• _Written exercise_:
Skip the images and return the records below exactly.

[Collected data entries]
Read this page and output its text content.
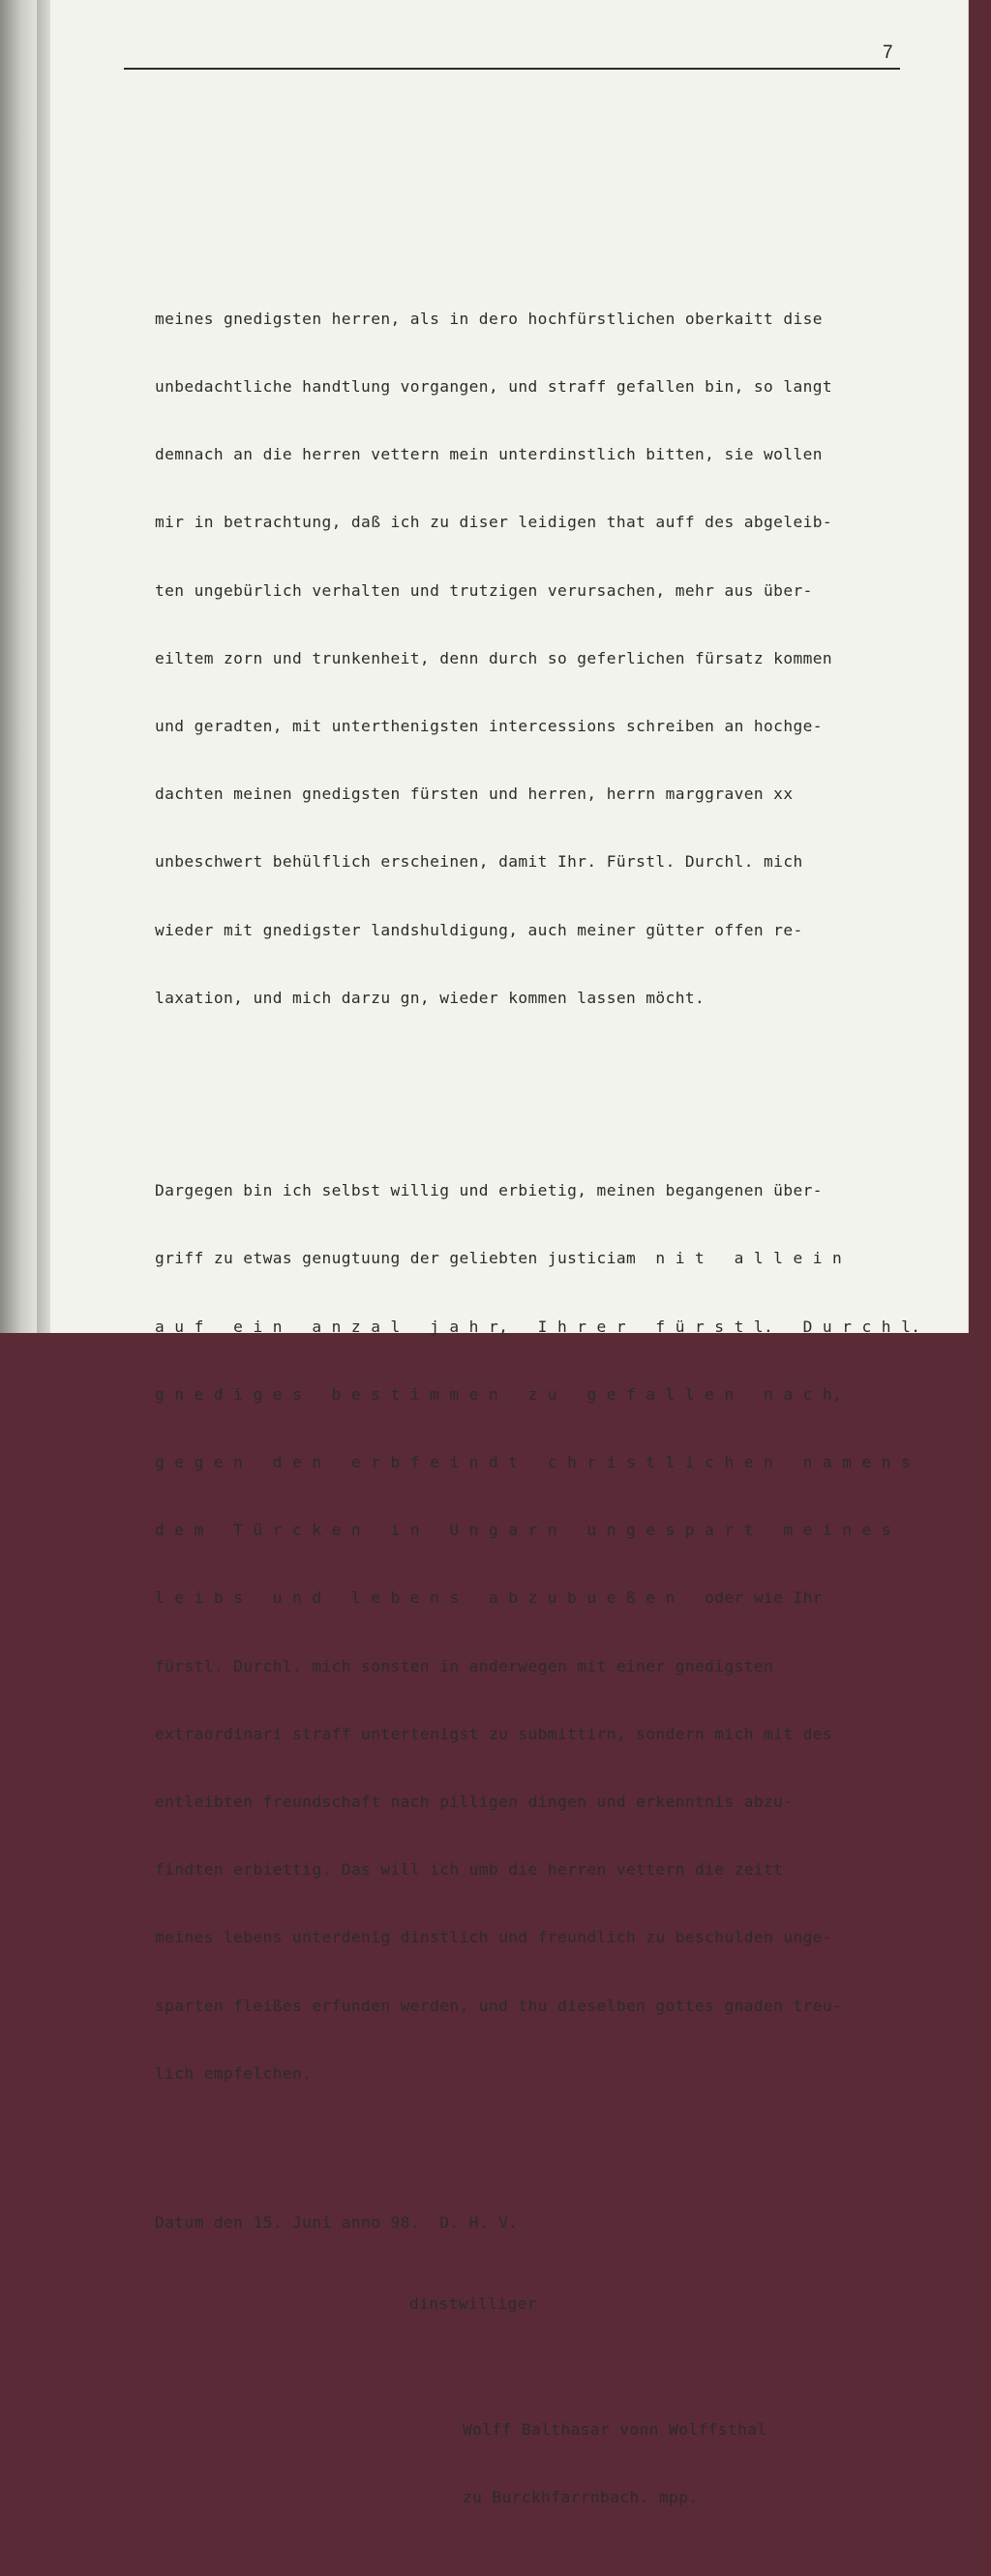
7

meines gnedigsten herren, als in dero hochfürstlichen oberkaitt dise

unbedachtliche handtlung vorgangen, und straff gefallen bin, so langt

demnach an die herren vettern mein unterdinstlich bitten, sie wollen

mir in betrachtung, daß ich zu diser leidigen that auff des abgeleib-

ten ungebürlich verhalten und trutzigen verursachen, mehr aus über-

eiltem zorn und trunkenheit, denn durch so geferlichen fürsatz kommen

und geradten, mit unterthenigsten intercessions schreiben an hochge-

dachten meinen gnedigsten fürsten und herren, herrn marggraven xx

unbeschwert behülflich erscheinen, damit Ihr. Fürstl. Durchl. mich

wieder mit gnedigster landshuldigung, auch meiner gütter offen re-

laxation, und mich darzu gn, wieder kommen lassen möcht.

Dargegen bin ich selbst willig und erbietig, meinen begangenen über-

griff zu etwas genugtuung der geliebten justiciam  n i t   a l l e i n

a u f   e i n   a n z a l   j a h r,   I h r e r   f ü r s t l.   D u r c h l.

g n e d i g e s   b e s t i m m e n   z u   g e f a l l e n   n a c h,

g e g e n   d e n   e r b f e i n d t   c h r i s t l i c h e n   n a m e n s

d e m   T ü r c k e n   i n   U n g a r n   u n g e s p a r t   m e i n e s

l e i b s   u n d   l e b e n s   a b z u b u e ß e n   oder wie Ihr

fürstl. Durchl. mich sonsten in anderwegen mit einer gnedigsten

extraordinari straff untertenigst zu submittirn, sondern mich mit des

entleibten freundschaft nach pilligen dingen und erkenntnis abzu-

findten erbiettig. Das will ich umb die herren vettern die zeitt

meines lebens unterdenig dinstlich und freundlich zu beschulden unge-

sparten fleißes erfunden werden, und thu dieselben gottes gnaden treu-

lich empfelchen.

Datum den 15. Juni anno 98.  D. H. V.

dinstwilliger

Wolff Balthasar vonn Wolffsthal

zu Burckhfarrnbach. mpp.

• _Final result_:
Read this page and output its text content.
7

meines gnedigsten herren, als in dero hochfürstlichen oberkaitt dise

unbedachtliche handtlung vorgangen, und straff gefallen bin, so langt

demnach an die herren vettern mein unterdinstlich bitten, sie wollen

mir in betrachtung, daß ich zu diser leidigen that auff des abgeleib-

ten ungebürlich verhalten und trutzigen verursachen, mehr aus über-

eiltem zorn und trunkenheit, denn durch so geferlichen fürsatz kommen

und geradten, mit unterthenigsten intercessions schreiben an hochge-

dachten meinen gnedigsten fürsten und herren, herrn marggraven xx

unbeschwert behülflich erscheinen, damit Ihr. Fürstl. Durchl. mich

wieder mit gnedigster landshuldigung, auch meiner gütter offen re-

laxation, und mich darzu gn, wieder kommen lassen möcht.

Dargegen bin ich selbst willig und erbietig, meinen begangenen über-

griff zu etwas genugtuung der geliebten justiciam  n i t   a l l e i n

a u f   e i n   a n z a l   j a h r,   I h r e r   f ü r s t l.   D u r c h l.

g n e d i g e s   b e s t i m m e n   z u   g e f a l l e n   n a c h,

g e g e n   d e n   e r b f e i n d t   c h r i s t l i c h e n   n a m e n s

d e m   T ü r c k e n   i n   U n g a r n   u n g e s p a r t   m e i n e s

l e i b s   u n d   l e b e n s   a b z u b u e ß e n   oder wie Ihr

fürstl. Durchl. mich sonsten in anderwegen mit einer gnedigsten

extraordinari straff untertenigst zu submittirn, sondern mich mit des

entleibten freundschaft nach pilligen dingen und erkenntnis abzu-

findten erbiettig. Das will ich umb die herren vettern die zeitt

meines lebens unterdenig dinstlich und freundlich zu beschulden unge-

sparten fleißes erfunden werden, und thu dieselben gottes gnaden treu-

lich empfelchen.

Datum den 15. Juni anno 98.  D. H. V.

dinstwilliger

Wolff Balthasar vonn Wolffsthal

zu Burckhfarrnbach. mpp.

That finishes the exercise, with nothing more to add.